### INSTRUÇÃO:
Prossiga o texto sobre metapoesia na obra de Conceição Evaristo a partir da última linha apresentada.

### TEXTO SELECIONADO:
PALAVRAS-CHAVE: Metapoesia; Conceição Evaristo; Escrevivência.
ABSTRACT: Based on her knowledge of Afro-Brazilian female experiences and the social function of poetry, the researcher and writer from Minas Gerais, Conceição Evaristo, wrote the book Poemas da recordação e outros movimentos (2017) permeated with the notions of strength and ancestry, recalling memories at the same time that she (re)imagines them through writing. In this manner, Evaristo’s work allows us to broaden discussions about poetic making through the friction between the experiences, voices and verses of black women belonging to different historical contexts. Therefore, the following article proposes a discussion of the concept of metapoetry as a resource for poetic reflection, as well as its possible relationships with “escrevivência”, a term coined by Evaristo herself, and the subalternization of female bodies (SPIVAK, 2010). Furthermore, this work intends to reflect on the use of the voice as a metapoetic artifact and characteristic of Evaristo’s work, using the analysis of the term “conjuration”, discussed in Spina (2002), as a theoretical foundation.
KEYWORDS: Metapoetry; Conceição Evaristo; Escrevivência.

### DADOS FORNECIDOS:
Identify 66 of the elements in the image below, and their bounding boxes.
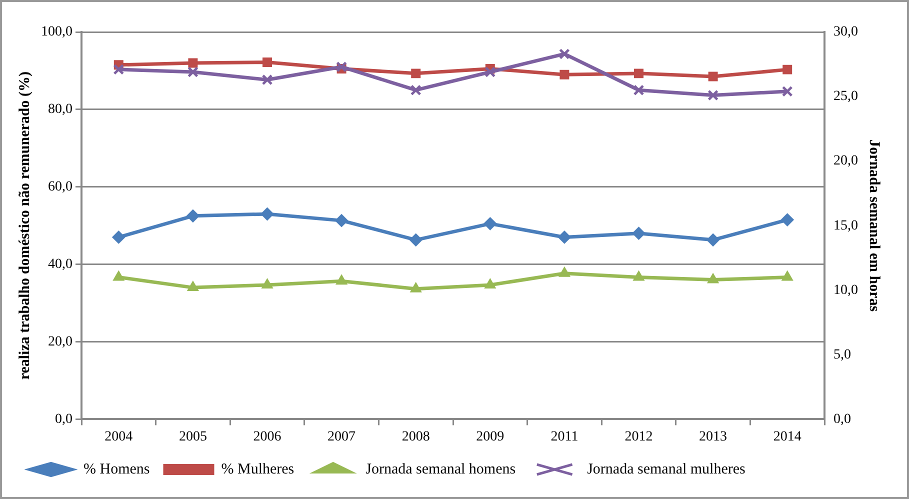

### RESPOSTA AO EXERCÍCIO:
Introdução
Publicado em 2017 pela editora carioca Malê, o livro Poemas da recordação e outros movimentos é uma das únicas obras de poesia da escritora mineira Conceição Evaristo. Em suas páginas, temas que marcam a carreira e a vida da autora, como as vivências femininas afro-brasileiras e a função social da escrita são acompanhados por reflexões que envolvem a presença e a força da ancestralidade.
Ao evocar essa memória coletiva dentro de seus poemas, Evaristo permite ampliar as discussões sobre o fazer poético, friccionando e ficcionando as diversas vivências, vozes e versos de mulheres negras. Pensando nisso, o seguinte trabalho visa refletir sobre o exercício metapoético e seus desdobramentos sociais e literários a partir da análise de metapoemas presentes na obra mencionada.
Com base nas considerações de Maria Bochicchio sobre o conceito de metapoesia, propomos investigar as interações desses metapoemas com o conceito de “escrevivência”, cunhado pela própria Evaristo, perpassando questões como a subalternidade da voz e da escrita (voz-escrita) de mulheres negras. Para auxiliar nessas reflexões, elencamos o texto Pode o subalterno falar?, da pesquisadora Gayatri Spivak, visando um diálogo com as perspectivas desenvolvidas em determinados metapoemas.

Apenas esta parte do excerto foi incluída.